◆ Task brief:
Find each line in the entries below that contains the string "preview" and copy it out in full, treating uppercase and lowercase as different.

◆ Information given:

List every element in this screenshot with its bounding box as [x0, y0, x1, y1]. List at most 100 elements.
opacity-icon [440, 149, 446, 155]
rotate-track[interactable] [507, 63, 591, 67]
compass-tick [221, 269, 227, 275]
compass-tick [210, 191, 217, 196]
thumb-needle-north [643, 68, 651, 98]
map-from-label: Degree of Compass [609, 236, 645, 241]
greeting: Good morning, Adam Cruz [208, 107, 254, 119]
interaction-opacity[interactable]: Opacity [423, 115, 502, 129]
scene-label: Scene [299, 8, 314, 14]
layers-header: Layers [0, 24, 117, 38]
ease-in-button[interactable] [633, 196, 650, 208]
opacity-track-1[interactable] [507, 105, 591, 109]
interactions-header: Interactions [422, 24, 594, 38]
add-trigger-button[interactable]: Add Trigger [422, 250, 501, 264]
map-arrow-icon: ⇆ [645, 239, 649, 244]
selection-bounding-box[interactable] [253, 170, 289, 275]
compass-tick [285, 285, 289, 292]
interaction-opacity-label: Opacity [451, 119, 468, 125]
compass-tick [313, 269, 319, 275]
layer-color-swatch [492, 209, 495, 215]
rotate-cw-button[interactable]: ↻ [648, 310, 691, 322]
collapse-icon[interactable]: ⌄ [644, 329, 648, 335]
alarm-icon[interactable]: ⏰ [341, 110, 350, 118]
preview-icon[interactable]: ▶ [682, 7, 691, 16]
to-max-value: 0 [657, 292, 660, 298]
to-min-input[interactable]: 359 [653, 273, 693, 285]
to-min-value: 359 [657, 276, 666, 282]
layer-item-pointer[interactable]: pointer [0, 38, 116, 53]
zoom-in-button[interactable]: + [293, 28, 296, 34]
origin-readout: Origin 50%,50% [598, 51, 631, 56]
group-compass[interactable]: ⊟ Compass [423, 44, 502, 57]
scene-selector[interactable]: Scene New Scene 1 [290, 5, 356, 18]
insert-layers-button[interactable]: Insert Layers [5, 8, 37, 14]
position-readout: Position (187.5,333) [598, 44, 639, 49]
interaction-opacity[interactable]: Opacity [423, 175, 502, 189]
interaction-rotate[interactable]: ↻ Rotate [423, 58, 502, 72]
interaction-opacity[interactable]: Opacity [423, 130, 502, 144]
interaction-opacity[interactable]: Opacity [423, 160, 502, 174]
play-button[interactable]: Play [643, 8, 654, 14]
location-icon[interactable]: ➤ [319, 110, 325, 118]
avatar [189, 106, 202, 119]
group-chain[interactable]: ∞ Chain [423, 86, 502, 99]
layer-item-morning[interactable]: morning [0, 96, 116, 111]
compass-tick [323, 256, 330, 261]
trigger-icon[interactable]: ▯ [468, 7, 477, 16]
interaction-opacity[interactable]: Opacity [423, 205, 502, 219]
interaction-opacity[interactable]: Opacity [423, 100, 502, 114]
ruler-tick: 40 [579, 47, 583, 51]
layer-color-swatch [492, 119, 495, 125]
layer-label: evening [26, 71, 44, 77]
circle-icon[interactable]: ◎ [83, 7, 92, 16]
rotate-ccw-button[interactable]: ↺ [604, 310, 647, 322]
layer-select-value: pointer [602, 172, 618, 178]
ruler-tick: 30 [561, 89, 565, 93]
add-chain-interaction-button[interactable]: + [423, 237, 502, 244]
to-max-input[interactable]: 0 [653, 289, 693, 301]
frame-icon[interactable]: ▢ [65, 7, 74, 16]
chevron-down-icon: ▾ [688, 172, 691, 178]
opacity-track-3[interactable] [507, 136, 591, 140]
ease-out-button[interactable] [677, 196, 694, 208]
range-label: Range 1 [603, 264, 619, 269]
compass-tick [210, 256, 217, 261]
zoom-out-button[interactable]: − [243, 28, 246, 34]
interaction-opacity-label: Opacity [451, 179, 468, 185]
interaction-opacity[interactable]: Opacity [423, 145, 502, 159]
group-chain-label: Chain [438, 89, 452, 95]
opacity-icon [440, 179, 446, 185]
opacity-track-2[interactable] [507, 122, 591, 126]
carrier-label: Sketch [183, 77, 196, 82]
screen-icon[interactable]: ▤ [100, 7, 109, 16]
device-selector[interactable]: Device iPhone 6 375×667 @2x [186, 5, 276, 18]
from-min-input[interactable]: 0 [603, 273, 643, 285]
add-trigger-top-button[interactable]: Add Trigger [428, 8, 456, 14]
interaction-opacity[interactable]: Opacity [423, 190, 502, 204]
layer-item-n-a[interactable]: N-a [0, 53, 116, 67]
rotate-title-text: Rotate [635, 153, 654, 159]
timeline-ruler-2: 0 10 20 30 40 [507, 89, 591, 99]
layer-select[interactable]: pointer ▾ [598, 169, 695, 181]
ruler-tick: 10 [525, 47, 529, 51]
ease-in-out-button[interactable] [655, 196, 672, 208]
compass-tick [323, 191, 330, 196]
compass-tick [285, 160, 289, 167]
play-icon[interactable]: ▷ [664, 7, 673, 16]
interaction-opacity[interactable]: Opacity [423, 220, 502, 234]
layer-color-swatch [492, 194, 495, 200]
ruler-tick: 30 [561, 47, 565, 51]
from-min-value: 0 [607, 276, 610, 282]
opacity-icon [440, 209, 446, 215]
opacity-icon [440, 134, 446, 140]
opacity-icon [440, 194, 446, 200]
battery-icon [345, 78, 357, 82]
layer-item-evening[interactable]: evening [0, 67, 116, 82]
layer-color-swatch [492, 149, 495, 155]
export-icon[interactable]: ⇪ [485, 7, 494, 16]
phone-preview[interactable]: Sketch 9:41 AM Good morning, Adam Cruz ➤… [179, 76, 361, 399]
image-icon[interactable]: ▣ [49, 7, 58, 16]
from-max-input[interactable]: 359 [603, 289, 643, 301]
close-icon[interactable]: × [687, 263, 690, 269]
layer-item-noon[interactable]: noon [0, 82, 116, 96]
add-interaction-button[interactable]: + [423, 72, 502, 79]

◆ Written solution:
preview-icon[interactable]: ▶ [682, 7, 691, 16]
phone-preview[interactable]: Sketch 9:41 AM Good morning, Adam Cruz ➤… [179, 76, 361, 399]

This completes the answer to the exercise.